Data in this exercise:
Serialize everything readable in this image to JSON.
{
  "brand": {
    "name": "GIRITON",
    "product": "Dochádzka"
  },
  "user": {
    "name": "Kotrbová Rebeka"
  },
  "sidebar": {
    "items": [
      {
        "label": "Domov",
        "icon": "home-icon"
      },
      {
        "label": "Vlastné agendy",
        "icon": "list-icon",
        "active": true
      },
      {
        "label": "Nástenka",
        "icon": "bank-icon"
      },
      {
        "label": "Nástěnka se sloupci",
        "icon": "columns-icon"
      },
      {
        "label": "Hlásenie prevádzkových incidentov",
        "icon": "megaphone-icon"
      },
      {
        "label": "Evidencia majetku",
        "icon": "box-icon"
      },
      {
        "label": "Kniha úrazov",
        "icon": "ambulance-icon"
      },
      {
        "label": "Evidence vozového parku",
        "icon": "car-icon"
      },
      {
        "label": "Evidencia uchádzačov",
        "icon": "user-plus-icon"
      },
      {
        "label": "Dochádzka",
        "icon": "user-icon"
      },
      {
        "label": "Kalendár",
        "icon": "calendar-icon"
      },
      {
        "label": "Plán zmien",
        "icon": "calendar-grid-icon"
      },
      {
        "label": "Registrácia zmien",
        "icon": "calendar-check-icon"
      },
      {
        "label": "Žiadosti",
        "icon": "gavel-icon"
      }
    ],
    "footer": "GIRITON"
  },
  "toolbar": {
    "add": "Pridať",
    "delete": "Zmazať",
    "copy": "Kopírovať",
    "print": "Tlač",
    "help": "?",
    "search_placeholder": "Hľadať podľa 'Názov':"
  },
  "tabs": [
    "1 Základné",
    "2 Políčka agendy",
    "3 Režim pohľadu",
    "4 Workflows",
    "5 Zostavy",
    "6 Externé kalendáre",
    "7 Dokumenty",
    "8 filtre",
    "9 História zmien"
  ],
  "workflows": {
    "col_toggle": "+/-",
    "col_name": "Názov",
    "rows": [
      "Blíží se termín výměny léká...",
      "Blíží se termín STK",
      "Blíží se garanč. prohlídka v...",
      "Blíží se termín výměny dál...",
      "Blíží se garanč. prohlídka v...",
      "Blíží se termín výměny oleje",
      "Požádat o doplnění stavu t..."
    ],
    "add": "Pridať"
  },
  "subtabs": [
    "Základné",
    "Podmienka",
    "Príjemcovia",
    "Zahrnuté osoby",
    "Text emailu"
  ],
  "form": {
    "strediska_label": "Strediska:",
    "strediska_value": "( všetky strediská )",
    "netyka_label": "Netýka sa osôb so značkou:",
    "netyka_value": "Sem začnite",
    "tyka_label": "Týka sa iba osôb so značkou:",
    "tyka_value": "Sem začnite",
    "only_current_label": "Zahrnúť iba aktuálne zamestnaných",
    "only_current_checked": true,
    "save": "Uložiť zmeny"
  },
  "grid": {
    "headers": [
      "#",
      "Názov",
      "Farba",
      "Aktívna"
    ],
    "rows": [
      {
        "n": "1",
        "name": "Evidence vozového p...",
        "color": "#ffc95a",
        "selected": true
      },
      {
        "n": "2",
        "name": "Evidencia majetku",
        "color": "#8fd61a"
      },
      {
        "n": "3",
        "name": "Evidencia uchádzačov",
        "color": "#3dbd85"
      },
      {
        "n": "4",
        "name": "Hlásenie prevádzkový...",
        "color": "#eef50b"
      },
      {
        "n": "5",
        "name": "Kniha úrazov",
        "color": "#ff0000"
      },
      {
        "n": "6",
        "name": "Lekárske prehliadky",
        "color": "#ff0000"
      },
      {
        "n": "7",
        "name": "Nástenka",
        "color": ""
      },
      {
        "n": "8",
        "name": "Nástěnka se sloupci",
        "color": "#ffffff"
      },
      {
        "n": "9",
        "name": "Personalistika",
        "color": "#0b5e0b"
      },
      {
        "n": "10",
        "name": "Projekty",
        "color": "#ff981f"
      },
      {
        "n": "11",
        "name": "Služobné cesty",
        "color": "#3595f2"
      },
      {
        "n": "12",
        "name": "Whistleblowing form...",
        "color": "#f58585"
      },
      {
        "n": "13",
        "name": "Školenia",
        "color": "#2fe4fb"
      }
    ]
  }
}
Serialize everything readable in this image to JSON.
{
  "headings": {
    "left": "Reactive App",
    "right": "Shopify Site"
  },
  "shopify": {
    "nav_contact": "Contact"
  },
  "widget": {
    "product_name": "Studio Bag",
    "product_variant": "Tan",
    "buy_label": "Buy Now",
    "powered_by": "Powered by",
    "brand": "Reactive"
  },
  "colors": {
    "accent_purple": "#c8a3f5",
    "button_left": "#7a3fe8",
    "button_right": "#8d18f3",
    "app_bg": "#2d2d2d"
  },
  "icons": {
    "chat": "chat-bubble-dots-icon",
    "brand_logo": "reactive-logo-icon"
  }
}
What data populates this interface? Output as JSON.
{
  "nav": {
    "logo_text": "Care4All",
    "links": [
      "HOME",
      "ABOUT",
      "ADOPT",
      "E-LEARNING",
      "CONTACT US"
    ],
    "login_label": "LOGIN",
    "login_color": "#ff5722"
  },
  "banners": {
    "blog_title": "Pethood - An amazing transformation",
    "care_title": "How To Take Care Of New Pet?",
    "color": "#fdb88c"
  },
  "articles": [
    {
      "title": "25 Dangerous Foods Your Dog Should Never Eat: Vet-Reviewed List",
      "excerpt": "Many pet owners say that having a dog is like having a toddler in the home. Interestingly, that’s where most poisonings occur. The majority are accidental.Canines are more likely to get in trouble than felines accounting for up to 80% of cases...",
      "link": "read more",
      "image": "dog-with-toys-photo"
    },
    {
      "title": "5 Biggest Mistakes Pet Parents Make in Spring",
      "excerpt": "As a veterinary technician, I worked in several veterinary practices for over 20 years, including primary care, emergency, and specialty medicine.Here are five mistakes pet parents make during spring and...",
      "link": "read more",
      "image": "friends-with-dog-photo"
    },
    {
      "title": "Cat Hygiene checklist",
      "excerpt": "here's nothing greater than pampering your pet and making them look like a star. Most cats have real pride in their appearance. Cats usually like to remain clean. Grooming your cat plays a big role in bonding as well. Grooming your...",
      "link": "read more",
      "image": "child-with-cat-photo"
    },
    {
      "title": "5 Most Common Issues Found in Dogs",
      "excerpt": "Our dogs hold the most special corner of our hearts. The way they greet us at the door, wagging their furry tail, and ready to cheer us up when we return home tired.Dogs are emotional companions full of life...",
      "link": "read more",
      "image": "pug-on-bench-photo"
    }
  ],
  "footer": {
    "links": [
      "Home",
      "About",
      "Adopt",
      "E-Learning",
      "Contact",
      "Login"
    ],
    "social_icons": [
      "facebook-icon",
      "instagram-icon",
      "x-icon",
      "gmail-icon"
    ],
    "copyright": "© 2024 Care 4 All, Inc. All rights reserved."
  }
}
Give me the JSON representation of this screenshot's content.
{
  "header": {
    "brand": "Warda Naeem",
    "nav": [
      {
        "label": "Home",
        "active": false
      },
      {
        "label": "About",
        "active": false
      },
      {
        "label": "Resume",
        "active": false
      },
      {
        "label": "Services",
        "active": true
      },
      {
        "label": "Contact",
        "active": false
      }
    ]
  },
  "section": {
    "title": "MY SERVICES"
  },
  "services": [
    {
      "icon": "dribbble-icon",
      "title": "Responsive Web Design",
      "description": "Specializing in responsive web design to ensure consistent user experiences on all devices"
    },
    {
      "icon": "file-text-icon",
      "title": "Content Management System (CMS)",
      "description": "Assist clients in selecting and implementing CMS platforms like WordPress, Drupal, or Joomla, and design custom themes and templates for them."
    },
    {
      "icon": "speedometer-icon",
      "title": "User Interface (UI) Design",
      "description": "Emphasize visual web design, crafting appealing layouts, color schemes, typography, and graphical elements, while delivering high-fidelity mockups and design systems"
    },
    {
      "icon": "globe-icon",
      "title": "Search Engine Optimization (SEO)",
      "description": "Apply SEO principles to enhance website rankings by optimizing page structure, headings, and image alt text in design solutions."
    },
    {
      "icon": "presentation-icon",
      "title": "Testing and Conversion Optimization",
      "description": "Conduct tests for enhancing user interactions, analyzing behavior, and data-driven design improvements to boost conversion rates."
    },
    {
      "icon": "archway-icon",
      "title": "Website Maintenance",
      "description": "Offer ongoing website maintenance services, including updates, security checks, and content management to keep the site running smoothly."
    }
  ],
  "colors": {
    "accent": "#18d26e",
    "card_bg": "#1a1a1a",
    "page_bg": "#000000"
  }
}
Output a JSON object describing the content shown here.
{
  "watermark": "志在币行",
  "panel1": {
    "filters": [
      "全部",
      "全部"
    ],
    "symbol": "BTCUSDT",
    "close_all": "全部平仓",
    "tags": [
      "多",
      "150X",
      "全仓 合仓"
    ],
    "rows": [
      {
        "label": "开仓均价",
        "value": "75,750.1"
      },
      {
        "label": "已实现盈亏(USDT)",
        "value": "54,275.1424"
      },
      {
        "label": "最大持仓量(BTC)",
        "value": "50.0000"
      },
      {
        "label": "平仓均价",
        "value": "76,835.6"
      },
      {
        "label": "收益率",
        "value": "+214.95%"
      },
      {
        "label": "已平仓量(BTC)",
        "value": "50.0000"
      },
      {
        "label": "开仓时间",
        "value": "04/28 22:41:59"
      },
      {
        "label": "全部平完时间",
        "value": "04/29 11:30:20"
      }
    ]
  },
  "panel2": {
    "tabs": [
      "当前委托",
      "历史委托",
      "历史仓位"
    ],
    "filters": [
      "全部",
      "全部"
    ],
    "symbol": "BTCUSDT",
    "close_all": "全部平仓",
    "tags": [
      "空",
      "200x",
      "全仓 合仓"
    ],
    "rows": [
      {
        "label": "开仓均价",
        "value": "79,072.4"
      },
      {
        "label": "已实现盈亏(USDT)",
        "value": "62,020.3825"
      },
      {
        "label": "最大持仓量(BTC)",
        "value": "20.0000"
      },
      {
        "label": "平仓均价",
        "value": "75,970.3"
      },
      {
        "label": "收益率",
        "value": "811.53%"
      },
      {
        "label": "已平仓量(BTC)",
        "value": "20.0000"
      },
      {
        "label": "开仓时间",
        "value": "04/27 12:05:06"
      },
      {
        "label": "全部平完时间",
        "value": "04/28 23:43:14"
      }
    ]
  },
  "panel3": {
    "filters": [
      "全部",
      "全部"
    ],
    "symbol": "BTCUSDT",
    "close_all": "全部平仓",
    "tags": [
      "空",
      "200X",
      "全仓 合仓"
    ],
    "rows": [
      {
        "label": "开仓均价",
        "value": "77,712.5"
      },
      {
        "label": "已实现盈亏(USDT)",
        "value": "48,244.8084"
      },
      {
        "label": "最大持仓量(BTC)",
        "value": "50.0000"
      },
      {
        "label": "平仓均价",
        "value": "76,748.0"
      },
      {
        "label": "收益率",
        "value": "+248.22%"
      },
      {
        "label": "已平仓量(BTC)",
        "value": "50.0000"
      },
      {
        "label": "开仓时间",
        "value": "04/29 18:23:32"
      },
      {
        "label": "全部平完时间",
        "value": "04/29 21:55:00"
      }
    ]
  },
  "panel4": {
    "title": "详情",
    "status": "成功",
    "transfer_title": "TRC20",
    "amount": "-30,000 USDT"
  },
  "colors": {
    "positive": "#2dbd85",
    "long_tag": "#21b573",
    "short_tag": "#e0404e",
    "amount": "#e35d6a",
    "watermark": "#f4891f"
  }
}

Stated exercise: Copy each line of the records above that carries the word "výměny".

Response for this exercise:
      "Blíží se termín výměny léká...",
      "Blíží se termín výměny dál...",
      "Blíží se termín výměny oleje",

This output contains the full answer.